Stored data
>> start

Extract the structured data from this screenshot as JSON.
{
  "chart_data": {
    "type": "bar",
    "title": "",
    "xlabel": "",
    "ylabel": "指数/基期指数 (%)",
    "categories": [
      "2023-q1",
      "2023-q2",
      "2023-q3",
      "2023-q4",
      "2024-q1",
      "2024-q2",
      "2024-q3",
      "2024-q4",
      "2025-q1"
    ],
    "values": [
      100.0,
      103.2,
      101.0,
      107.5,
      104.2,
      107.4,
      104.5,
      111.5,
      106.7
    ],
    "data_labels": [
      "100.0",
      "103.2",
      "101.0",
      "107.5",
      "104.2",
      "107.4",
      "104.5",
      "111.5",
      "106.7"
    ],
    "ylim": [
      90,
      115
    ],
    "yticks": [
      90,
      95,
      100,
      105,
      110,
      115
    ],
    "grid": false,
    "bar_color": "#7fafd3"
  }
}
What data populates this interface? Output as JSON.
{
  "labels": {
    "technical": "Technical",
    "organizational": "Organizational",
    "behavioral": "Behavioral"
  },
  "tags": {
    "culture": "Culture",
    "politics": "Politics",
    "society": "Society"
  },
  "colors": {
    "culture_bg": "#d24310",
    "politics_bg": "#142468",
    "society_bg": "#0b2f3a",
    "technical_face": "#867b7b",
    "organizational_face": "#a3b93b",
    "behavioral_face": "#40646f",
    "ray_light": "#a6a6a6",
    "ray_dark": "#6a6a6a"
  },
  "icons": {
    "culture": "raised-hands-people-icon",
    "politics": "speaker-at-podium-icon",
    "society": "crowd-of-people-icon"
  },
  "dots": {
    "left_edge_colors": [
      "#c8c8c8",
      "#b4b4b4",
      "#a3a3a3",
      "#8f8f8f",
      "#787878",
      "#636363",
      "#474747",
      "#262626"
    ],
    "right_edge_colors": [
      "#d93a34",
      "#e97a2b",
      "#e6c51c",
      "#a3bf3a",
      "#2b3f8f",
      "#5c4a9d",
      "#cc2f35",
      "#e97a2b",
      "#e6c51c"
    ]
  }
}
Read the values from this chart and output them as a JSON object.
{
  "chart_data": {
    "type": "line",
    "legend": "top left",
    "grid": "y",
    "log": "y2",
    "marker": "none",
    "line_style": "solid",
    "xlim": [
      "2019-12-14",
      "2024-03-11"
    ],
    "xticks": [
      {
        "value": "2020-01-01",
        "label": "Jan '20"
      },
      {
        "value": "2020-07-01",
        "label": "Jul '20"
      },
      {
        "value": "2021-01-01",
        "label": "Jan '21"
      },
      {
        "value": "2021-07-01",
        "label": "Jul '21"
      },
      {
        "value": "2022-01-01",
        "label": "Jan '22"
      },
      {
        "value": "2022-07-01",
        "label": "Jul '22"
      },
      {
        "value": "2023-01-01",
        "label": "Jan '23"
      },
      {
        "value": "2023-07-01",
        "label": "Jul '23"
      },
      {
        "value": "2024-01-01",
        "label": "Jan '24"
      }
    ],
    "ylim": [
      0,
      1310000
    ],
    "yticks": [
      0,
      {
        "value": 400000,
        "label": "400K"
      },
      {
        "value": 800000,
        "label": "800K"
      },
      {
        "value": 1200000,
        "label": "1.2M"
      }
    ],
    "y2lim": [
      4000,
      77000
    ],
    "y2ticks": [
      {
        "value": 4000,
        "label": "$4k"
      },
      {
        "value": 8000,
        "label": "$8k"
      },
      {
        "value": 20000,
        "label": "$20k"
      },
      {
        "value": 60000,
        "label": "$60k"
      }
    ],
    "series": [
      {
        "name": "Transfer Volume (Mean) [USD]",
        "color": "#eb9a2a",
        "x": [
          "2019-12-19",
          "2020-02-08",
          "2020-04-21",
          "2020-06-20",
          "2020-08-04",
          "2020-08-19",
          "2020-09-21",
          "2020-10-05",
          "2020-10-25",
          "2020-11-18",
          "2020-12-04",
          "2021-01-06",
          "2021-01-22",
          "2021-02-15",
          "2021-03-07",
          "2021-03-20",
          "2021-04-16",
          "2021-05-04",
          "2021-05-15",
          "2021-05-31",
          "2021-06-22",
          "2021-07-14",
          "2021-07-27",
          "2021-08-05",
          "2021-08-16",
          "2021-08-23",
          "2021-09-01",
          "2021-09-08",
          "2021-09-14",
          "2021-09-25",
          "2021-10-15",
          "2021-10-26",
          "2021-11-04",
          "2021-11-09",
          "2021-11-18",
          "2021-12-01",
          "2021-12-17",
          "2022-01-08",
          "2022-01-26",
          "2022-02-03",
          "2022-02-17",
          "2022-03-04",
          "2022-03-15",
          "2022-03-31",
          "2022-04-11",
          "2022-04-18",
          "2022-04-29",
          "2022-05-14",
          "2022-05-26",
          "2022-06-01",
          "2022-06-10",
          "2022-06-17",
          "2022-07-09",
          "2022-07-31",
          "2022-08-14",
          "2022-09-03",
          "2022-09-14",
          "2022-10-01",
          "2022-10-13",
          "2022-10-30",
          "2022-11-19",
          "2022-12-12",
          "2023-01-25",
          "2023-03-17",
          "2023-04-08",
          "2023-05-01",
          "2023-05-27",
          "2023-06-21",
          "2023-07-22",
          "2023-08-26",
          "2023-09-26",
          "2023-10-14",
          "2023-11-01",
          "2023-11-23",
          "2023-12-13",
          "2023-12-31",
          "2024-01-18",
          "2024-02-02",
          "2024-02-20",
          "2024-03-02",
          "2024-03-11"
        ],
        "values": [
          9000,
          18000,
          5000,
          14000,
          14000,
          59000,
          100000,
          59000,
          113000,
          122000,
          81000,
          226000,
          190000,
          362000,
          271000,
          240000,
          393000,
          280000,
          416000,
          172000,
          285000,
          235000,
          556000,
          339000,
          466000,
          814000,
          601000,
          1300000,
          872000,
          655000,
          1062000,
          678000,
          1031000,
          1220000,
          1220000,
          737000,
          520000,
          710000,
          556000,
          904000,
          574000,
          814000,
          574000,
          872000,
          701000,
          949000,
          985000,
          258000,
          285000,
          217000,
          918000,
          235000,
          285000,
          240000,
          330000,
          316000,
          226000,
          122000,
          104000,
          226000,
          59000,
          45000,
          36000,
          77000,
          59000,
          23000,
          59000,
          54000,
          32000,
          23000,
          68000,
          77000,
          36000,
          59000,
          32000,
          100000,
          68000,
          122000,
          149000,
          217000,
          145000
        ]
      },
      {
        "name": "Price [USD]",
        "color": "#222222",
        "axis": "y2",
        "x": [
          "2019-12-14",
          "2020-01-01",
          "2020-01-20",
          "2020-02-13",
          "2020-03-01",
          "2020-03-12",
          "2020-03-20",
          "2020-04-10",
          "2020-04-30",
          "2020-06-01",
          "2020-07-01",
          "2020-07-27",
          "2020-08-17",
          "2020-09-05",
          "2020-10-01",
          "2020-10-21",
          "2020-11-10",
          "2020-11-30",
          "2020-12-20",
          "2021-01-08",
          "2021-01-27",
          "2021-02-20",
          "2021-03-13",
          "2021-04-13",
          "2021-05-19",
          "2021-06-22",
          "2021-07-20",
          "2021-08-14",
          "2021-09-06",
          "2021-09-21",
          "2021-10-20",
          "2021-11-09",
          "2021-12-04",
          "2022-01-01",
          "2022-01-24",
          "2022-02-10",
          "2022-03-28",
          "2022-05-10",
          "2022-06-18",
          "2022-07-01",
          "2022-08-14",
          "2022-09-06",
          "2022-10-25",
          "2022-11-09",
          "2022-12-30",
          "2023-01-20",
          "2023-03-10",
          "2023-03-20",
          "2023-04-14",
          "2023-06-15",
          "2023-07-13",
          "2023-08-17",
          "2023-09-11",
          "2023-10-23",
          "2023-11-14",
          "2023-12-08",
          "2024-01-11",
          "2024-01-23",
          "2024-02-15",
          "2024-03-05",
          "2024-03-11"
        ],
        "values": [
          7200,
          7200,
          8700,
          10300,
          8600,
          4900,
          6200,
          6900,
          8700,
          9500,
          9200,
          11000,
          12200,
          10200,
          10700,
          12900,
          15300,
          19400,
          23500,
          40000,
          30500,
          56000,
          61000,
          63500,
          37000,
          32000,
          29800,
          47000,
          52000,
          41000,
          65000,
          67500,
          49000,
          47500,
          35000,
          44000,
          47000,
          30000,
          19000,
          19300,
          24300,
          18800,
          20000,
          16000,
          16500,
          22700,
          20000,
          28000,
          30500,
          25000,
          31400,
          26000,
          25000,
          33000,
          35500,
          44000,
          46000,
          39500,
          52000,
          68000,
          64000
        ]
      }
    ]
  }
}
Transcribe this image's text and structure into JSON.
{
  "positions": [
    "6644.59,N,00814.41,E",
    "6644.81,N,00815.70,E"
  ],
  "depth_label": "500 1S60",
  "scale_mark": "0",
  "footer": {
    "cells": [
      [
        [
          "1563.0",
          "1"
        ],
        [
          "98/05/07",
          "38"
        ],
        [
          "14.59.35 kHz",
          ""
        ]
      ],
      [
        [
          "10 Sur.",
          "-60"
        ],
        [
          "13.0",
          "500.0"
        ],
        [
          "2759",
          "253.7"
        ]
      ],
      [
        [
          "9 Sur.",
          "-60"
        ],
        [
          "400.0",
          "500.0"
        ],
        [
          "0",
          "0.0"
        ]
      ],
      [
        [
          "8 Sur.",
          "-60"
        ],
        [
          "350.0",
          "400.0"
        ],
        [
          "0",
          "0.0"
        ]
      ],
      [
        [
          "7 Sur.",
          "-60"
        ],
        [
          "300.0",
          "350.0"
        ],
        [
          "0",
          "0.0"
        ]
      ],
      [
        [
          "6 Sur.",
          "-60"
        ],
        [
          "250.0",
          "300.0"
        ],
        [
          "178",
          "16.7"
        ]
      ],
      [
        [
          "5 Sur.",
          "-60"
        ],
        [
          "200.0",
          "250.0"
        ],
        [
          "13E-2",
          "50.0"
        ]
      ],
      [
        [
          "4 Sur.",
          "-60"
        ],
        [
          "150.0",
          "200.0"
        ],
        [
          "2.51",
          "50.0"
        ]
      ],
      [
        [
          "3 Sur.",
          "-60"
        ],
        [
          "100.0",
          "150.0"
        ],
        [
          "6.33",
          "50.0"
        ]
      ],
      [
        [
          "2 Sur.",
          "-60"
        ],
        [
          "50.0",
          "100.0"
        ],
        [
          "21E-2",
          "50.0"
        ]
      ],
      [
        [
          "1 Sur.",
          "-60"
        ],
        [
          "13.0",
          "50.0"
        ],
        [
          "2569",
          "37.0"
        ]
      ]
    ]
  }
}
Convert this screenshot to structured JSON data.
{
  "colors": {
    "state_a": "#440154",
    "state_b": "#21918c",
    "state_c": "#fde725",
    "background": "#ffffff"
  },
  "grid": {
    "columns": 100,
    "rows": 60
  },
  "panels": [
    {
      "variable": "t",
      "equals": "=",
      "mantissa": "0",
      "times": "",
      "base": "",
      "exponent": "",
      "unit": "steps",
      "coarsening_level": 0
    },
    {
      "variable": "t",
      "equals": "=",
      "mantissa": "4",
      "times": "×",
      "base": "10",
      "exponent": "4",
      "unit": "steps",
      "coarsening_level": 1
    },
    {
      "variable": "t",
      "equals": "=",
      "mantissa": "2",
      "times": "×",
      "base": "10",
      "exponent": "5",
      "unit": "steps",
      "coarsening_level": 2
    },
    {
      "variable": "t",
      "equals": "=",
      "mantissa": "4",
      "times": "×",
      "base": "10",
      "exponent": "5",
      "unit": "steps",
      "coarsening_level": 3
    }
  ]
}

>> end

- _AIM OF THE EXERCISE_:
Give only the number of lines in the material above where the string "structured" appears.

- _OUTPUT OF THE TASK_:
2